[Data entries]
◆ ◆ ◆

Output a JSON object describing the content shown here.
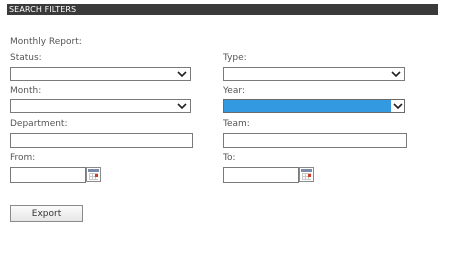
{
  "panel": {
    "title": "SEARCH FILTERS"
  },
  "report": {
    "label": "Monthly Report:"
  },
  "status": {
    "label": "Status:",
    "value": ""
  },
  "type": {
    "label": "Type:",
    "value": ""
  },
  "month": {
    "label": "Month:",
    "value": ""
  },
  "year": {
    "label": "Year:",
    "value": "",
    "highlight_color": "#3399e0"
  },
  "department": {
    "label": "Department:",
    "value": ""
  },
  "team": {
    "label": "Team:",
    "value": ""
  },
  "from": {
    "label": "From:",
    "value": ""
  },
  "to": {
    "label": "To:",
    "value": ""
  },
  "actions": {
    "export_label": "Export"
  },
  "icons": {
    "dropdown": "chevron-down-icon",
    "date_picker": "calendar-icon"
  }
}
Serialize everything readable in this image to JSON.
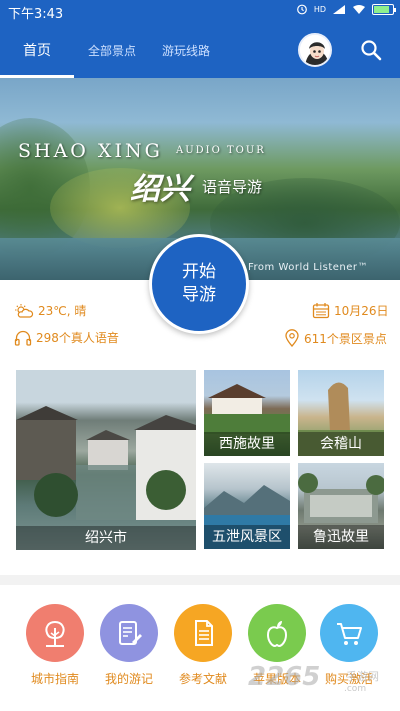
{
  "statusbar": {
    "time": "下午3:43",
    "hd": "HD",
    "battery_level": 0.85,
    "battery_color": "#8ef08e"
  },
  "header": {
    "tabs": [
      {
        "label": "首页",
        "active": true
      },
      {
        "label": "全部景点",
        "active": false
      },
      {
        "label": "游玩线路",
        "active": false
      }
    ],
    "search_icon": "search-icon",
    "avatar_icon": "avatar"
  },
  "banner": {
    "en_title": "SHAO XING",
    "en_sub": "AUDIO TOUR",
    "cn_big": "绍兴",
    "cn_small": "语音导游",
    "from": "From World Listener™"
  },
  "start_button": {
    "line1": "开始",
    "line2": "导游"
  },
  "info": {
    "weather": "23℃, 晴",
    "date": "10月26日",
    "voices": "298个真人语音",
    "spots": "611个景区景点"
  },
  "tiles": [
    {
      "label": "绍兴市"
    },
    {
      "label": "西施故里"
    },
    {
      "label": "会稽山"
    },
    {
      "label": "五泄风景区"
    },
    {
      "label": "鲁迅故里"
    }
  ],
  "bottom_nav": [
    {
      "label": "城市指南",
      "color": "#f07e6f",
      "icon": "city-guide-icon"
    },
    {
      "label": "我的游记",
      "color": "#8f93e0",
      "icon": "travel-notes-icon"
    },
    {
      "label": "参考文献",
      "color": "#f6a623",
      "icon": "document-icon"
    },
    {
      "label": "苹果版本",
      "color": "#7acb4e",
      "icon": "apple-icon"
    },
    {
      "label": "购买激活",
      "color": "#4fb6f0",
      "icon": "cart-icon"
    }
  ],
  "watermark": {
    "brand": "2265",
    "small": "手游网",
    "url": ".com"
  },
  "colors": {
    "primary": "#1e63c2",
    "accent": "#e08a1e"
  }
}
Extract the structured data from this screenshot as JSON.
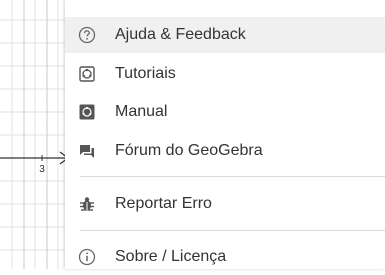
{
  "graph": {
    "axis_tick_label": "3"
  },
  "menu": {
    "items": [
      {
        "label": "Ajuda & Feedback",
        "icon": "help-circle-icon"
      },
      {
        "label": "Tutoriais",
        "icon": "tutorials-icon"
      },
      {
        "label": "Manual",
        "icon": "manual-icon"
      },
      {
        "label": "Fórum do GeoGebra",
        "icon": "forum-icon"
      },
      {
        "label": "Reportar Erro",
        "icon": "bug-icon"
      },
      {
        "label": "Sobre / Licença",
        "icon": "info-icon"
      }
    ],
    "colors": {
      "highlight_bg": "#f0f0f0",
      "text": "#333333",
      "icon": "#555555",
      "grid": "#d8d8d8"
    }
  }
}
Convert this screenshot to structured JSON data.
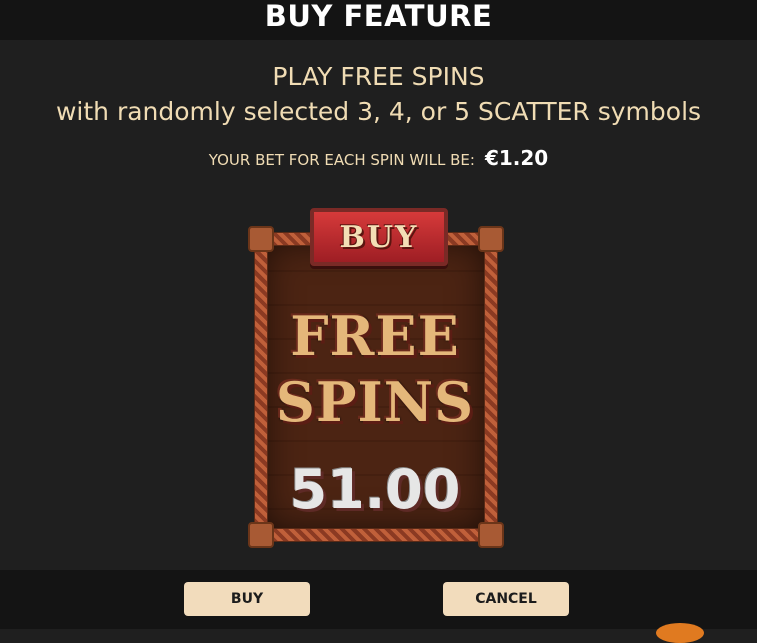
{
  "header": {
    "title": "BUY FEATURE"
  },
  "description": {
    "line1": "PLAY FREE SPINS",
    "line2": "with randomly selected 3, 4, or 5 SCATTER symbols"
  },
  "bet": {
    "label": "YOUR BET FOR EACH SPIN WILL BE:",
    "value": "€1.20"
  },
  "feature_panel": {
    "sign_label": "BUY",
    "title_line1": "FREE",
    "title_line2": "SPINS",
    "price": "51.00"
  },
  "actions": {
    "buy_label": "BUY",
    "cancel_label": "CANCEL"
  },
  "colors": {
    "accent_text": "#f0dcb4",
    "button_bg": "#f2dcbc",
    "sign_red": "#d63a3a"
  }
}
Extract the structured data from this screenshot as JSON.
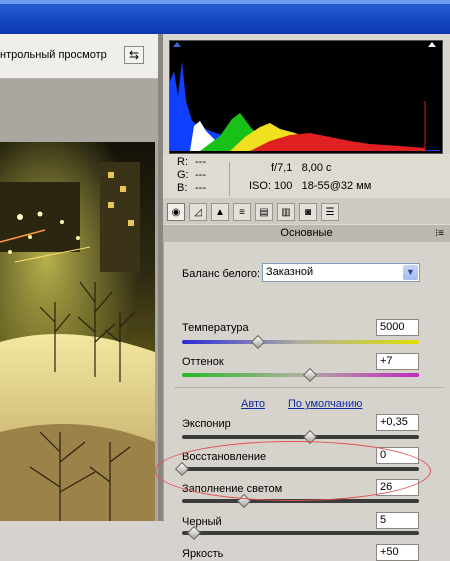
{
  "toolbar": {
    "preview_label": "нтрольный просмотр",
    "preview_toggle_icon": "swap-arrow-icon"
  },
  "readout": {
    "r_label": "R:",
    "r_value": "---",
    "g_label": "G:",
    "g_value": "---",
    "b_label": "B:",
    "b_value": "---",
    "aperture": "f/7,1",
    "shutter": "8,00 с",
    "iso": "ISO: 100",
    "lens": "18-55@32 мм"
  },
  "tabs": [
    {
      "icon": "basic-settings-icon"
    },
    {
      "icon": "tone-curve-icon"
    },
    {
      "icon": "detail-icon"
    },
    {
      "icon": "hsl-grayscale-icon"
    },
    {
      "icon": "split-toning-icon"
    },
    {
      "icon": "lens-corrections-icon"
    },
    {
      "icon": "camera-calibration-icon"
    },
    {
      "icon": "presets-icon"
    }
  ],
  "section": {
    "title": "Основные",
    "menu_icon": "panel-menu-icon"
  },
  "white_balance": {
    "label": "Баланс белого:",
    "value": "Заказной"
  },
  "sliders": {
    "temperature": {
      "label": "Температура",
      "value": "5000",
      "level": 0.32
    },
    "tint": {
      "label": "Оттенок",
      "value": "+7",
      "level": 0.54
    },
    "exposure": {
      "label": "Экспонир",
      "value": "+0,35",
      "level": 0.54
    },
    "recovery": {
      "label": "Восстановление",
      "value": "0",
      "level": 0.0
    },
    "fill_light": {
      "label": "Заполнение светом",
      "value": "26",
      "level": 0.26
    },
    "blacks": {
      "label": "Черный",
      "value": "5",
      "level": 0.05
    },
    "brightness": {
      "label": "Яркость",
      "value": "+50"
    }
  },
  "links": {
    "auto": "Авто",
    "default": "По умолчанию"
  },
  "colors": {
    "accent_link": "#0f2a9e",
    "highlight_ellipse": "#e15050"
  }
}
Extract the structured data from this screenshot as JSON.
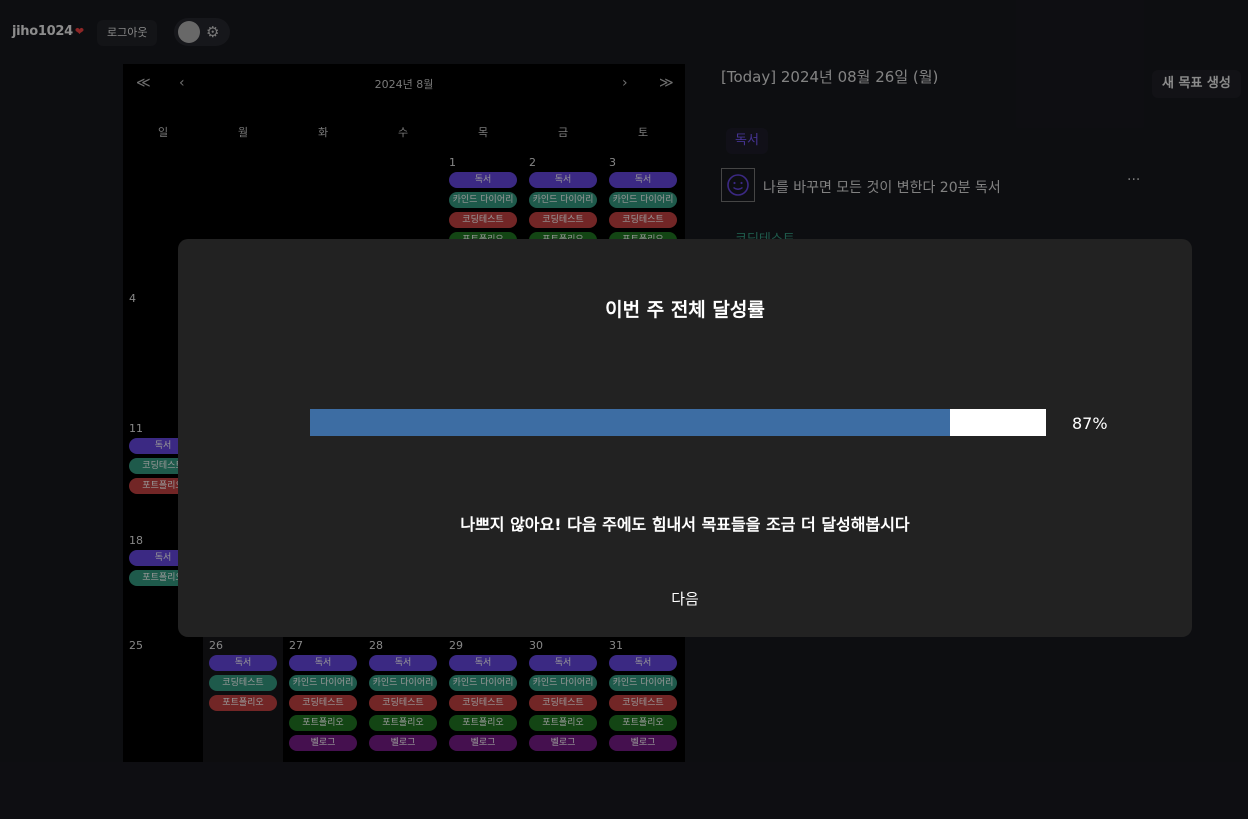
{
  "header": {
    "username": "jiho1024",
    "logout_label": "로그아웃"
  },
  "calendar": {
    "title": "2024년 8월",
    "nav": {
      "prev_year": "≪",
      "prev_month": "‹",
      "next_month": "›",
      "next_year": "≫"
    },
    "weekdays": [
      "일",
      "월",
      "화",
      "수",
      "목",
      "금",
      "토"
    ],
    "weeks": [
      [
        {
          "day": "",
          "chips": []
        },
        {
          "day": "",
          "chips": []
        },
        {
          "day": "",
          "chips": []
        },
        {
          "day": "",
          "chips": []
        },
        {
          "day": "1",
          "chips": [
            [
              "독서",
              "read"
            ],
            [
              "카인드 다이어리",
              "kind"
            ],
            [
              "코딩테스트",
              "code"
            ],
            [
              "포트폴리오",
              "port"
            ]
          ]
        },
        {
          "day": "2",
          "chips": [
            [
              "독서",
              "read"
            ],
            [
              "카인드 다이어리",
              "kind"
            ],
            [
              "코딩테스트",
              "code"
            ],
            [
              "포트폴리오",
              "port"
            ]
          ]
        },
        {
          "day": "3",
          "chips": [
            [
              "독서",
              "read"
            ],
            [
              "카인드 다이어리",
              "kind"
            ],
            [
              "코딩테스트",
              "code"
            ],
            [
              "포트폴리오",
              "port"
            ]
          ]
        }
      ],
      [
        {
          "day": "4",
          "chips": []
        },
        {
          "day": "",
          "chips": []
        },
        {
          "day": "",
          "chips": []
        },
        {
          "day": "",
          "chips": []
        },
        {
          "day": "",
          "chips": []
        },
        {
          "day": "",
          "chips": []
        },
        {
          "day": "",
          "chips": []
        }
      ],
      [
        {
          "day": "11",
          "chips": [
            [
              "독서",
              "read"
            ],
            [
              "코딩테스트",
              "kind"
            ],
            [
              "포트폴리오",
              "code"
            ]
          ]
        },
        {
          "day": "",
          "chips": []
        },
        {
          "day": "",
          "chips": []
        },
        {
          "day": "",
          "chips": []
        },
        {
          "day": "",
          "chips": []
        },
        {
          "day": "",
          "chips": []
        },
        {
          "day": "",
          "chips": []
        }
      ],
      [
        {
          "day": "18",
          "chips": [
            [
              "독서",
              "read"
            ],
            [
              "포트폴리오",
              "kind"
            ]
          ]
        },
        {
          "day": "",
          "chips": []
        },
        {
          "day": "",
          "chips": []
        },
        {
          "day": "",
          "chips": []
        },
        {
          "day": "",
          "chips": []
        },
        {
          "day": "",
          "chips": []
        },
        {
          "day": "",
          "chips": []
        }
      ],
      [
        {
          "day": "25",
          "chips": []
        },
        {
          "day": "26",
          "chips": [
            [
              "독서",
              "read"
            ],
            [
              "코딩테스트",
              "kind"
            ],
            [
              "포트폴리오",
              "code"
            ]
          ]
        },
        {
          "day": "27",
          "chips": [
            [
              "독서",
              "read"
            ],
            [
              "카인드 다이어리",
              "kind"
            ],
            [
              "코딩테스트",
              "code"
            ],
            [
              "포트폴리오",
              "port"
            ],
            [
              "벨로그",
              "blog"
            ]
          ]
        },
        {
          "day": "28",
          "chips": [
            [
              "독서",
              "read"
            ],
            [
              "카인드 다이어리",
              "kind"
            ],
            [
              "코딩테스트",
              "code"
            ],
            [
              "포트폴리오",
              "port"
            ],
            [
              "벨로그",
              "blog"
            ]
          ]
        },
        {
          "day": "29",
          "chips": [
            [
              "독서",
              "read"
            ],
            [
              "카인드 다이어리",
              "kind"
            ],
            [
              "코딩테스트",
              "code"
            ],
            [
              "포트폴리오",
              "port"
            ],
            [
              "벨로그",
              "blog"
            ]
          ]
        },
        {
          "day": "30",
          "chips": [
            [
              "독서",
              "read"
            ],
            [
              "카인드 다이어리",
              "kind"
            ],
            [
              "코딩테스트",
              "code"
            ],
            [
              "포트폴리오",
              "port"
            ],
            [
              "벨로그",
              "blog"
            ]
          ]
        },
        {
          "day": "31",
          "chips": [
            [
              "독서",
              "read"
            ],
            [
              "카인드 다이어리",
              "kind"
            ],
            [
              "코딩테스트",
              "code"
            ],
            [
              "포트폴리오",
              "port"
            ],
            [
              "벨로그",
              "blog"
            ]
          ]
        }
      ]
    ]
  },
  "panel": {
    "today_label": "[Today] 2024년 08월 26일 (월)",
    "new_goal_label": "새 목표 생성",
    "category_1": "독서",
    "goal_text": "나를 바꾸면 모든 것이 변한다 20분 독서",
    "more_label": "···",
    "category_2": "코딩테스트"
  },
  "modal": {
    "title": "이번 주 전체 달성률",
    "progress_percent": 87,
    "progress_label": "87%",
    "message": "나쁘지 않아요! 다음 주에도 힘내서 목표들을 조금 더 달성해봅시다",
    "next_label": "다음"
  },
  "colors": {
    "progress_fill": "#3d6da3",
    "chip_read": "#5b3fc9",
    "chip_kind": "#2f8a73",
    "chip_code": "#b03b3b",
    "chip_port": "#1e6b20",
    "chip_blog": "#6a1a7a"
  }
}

◆ ◆ ◆

== Objective ==
Search the data for "calendar" and list every line in which it occurs.

== Full response ==
    "date_picker": "calendar-icon"
  "calendar": {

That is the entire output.